## The request:
Tally all lines containing the word "name". Give the number alone.
● ● ● ● ●
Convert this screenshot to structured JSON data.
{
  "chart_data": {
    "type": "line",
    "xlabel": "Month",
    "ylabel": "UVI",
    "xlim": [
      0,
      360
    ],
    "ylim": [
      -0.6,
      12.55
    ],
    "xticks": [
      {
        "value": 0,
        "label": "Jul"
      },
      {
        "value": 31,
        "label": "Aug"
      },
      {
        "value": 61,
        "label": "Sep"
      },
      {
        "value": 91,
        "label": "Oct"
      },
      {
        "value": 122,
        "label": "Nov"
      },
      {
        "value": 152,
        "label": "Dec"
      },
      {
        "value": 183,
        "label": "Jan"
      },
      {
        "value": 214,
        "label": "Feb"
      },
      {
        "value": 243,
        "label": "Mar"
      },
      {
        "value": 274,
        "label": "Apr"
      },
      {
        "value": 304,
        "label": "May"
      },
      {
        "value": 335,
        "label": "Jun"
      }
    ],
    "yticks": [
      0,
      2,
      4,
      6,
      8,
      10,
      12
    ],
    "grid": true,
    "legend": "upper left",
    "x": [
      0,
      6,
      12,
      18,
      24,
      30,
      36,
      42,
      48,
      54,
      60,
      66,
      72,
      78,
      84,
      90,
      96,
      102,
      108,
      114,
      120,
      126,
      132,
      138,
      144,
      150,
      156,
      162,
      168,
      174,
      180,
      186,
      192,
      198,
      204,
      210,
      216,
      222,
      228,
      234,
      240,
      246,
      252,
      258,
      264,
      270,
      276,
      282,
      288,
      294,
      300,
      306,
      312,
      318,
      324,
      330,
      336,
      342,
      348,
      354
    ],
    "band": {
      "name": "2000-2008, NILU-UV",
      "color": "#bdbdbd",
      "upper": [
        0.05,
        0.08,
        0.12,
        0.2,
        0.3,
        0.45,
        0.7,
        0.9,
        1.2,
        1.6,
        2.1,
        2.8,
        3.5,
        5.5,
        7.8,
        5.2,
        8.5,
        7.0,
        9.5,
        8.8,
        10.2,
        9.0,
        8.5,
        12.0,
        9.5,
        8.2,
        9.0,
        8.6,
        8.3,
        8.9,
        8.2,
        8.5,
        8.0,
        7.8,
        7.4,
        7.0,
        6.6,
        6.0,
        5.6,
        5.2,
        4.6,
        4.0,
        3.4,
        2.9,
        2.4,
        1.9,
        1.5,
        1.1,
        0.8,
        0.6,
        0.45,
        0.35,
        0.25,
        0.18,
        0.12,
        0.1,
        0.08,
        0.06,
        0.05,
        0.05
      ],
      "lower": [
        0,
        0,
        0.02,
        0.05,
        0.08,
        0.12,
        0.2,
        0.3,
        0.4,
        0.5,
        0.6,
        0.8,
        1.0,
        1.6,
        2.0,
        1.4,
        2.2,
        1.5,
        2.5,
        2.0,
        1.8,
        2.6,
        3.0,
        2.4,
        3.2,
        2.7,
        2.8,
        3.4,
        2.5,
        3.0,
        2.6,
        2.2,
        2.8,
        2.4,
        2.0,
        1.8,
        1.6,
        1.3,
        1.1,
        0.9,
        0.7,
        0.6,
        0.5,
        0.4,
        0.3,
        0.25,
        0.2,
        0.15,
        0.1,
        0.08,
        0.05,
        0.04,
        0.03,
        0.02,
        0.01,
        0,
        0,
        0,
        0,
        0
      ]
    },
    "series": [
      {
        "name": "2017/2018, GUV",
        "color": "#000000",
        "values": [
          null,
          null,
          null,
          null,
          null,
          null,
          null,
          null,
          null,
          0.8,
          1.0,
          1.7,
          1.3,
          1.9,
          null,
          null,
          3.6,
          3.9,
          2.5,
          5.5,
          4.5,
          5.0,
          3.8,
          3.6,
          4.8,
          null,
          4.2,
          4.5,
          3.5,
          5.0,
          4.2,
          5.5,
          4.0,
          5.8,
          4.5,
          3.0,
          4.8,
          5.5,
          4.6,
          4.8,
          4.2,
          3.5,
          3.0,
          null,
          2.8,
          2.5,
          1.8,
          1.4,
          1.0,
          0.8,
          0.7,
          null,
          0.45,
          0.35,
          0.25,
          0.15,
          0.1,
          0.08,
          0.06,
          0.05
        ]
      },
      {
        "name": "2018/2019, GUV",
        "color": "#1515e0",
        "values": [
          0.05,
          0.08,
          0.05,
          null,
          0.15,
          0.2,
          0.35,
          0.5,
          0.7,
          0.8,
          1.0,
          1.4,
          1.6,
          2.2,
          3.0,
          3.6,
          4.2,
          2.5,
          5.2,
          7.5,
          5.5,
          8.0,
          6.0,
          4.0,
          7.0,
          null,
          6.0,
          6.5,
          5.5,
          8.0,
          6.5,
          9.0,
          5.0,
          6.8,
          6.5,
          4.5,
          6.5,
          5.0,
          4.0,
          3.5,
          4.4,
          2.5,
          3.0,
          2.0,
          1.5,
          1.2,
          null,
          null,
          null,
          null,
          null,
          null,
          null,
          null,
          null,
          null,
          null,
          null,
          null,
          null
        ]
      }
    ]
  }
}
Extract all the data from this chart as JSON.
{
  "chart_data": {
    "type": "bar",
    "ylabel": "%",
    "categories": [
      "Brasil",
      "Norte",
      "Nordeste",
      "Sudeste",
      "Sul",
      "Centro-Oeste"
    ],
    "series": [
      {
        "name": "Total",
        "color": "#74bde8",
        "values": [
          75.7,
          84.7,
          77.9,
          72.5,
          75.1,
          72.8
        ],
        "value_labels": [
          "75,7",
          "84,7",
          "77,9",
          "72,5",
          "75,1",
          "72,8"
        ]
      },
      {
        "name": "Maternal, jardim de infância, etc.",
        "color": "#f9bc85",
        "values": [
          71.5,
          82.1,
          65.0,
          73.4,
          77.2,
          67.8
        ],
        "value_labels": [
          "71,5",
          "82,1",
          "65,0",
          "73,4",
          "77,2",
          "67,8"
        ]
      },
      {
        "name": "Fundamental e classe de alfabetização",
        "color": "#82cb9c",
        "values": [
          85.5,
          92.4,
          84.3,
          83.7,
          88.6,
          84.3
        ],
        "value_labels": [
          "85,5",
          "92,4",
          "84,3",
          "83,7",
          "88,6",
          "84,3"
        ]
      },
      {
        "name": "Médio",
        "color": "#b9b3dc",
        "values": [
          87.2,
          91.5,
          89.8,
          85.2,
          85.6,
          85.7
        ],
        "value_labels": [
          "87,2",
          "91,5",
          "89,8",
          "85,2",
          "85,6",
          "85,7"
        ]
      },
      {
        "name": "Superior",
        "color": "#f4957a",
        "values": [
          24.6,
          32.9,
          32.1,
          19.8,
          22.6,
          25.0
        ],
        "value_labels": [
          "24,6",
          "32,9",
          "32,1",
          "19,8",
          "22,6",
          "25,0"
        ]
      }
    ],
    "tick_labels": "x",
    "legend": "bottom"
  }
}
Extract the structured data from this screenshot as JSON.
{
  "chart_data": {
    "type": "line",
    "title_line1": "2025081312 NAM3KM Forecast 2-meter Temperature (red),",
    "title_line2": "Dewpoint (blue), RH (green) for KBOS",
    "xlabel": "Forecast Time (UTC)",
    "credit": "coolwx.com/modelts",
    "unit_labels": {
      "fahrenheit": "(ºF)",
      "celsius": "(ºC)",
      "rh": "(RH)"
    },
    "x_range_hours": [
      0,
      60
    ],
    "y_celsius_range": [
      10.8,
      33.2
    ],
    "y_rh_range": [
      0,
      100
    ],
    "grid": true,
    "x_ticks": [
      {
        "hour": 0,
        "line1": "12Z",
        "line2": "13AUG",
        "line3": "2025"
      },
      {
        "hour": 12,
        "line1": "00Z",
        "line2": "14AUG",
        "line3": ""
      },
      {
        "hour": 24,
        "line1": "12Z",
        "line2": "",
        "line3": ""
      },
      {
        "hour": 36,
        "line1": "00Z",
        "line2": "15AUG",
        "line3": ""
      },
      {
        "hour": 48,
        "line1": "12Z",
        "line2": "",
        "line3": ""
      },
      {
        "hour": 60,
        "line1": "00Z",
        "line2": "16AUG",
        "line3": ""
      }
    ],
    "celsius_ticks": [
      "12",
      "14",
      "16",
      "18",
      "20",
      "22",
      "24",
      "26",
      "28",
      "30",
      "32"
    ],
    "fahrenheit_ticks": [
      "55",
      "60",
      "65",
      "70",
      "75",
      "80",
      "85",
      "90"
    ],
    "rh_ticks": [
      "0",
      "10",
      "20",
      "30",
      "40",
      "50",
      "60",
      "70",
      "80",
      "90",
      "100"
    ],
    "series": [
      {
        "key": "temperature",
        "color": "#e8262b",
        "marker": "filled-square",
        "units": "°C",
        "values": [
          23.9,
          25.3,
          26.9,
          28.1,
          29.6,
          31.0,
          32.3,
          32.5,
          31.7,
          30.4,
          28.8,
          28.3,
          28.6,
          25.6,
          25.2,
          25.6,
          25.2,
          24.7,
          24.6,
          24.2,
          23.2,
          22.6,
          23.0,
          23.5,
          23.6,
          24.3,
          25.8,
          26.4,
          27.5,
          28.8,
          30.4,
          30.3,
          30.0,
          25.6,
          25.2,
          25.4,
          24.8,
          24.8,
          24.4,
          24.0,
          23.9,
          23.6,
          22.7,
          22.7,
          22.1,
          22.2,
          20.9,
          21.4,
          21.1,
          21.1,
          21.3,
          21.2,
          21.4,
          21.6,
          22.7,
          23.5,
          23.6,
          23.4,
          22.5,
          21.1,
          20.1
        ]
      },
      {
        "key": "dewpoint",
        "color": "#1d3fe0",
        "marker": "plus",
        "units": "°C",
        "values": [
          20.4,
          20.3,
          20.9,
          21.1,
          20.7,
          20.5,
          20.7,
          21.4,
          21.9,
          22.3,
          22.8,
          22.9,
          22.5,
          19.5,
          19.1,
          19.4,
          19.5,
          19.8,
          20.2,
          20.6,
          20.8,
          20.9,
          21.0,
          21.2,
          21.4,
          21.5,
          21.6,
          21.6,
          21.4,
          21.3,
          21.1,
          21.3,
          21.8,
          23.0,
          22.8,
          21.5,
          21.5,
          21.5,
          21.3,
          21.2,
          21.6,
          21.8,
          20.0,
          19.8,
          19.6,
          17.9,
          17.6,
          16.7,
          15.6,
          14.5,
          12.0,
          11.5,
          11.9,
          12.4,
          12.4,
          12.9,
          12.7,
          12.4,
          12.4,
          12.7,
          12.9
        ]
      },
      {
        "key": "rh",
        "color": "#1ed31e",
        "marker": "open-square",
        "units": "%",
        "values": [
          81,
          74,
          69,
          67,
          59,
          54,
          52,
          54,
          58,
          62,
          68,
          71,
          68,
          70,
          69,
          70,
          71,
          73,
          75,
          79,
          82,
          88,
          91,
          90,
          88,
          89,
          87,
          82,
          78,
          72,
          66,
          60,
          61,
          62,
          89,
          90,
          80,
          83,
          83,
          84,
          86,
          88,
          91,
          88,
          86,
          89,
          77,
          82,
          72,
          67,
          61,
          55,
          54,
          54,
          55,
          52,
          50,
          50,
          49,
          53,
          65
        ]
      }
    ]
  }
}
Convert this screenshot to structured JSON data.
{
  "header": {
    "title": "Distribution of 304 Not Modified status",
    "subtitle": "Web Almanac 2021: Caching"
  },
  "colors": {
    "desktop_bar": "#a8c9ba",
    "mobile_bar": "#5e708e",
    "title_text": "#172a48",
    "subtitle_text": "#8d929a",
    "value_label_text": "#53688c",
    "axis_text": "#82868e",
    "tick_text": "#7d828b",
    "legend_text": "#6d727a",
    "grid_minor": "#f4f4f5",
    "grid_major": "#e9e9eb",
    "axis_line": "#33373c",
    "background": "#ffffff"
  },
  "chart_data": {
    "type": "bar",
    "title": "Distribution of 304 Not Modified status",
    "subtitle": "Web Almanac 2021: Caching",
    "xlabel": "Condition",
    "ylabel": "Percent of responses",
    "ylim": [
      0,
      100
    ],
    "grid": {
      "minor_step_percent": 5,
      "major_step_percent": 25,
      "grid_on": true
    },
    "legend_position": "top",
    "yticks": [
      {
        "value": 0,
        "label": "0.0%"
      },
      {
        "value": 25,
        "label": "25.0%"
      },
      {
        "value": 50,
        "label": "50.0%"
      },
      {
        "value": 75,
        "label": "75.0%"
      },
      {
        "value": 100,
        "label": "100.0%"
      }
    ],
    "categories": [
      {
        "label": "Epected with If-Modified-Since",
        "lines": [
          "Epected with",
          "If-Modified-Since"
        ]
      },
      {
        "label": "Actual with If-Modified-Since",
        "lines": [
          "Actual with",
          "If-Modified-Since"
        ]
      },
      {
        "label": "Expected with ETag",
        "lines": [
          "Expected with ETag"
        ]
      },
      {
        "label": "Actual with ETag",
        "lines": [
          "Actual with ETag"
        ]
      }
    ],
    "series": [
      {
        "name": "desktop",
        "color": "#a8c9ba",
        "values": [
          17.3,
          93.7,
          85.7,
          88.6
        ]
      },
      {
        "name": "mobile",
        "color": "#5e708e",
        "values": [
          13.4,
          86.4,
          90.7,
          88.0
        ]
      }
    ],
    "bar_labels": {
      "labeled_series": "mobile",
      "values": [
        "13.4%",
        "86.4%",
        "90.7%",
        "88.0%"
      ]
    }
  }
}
● ● ● ● ●
## In response:
10